Select, from the material below, each line with "JSON" in it.

(Data entries)

----------

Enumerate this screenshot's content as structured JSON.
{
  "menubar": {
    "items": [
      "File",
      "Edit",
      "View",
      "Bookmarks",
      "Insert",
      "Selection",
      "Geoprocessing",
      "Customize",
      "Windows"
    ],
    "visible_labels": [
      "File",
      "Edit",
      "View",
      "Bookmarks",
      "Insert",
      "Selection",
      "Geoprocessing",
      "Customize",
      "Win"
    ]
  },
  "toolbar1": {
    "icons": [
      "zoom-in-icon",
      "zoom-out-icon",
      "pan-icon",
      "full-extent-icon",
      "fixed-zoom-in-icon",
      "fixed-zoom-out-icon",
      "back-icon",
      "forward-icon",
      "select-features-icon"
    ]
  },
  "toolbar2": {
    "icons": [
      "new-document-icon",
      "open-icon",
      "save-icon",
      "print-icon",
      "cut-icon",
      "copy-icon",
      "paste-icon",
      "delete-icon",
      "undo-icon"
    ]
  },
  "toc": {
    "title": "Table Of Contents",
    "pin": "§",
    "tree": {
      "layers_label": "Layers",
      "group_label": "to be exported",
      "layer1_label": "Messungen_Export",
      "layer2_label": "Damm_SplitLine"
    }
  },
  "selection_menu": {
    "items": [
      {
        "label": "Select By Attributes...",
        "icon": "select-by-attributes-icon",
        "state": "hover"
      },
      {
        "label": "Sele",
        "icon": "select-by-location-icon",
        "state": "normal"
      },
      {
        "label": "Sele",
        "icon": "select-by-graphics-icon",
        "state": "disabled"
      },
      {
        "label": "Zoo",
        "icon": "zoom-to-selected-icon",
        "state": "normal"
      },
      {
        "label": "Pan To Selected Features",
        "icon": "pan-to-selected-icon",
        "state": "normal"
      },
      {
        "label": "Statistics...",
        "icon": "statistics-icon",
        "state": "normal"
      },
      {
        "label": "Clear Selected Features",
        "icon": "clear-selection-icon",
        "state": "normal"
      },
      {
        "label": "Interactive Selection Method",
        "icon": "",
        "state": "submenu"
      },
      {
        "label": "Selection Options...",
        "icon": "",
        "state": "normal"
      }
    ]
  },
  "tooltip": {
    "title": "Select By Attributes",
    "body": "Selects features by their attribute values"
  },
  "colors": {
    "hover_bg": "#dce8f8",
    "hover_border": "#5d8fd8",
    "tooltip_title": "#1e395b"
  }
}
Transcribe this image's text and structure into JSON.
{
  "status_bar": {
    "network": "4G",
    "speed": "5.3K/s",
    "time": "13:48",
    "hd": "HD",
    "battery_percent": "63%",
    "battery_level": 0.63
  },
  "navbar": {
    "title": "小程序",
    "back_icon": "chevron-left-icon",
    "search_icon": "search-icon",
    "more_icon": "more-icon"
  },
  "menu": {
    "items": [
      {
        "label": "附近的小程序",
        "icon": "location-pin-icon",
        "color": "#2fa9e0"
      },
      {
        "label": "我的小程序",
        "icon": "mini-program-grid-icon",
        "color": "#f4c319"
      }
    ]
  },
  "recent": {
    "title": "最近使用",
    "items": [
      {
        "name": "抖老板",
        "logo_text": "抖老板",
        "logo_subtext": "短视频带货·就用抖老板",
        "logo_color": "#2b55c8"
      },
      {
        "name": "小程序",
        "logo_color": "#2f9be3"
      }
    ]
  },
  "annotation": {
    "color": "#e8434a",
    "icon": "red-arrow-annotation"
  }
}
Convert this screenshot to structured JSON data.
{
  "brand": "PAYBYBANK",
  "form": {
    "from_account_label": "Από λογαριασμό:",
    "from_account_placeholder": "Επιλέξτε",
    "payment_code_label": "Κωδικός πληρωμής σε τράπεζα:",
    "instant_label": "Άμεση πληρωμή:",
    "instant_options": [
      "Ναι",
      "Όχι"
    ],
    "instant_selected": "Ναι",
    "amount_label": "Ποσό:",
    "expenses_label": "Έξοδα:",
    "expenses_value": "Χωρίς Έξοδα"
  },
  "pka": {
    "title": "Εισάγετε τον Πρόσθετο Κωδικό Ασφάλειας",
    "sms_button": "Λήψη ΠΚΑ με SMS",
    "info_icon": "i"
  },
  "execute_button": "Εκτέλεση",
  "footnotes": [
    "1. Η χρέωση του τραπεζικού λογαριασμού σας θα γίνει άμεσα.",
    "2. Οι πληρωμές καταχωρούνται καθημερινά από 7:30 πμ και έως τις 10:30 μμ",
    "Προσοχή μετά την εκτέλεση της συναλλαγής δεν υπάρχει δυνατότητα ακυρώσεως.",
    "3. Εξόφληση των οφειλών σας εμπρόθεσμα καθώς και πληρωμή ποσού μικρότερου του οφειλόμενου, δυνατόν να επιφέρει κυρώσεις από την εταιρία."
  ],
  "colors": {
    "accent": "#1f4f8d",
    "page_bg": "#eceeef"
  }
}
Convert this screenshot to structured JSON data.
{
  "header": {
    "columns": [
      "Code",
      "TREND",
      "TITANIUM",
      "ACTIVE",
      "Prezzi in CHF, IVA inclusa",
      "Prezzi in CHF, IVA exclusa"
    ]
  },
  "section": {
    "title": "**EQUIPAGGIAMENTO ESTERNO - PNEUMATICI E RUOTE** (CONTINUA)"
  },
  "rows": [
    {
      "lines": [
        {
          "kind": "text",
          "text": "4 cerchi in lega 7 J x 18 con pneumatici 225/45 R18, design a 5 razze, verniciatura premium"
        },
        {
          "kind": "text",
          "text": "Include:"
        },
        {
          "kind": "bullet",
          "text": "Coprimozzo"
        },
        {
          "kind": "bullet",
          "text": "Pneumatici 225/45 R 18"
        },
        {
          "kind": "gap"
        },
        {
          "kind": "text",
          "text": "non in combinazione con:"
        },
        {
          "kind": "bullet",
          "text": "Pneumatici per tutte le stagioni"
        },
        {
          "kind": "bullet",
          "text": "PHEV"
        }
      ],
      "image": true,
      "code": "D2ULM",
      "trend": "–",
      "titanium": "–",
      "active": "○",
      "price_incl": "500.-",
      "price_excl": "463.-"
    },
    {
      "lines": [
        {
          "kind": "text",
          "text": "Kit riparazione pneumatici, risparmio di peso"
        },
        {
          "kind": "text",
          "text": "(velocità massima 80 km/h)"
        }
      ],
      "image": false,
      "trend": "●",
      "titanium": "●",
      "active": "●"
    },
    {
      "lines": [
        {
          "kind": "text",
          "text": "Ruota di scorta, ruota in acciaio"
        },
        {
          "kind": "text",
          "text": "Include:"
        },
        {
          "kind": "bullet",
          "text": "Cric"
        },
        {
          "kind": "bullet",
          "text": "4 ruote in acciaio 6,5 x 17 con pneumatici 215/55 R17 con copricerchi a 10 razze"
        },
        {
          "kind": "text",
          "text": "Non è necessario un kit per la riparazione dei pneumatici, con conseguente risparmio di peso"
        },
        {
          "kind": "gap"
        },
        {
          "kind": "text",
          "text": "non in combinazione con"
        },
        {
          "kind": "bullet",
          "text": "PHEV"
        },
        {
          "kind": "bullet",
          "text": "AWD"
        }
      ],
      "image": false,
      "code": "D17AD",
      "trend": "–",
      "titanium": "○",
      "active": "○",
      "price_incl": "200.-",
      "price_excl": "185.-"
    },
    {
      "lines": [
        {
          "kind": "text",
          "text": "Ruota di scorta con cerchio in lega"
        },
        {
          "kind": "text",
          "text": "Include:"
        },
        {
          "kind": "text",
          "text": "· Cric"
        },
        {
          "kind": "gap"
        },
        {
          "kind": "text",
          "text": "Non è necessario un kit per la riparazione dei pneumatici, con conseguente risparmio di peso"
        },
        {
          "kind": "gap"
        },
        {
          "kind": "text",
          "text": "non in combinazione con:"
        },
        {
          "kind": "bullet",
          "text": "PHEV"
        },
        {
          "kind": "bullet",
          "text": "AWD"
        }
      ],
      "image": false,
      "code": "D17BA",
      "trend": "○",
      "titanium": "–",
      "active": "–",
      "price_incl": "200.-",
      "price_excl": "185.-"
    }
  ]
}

----------

- [Problem solution]:
Enumerate this screenshot's content as structured JSON.
Transcribe this image's text and structure into JSON.
Convert this screenshot to structured JSON data.
Convert this screenshot to structured JSON data.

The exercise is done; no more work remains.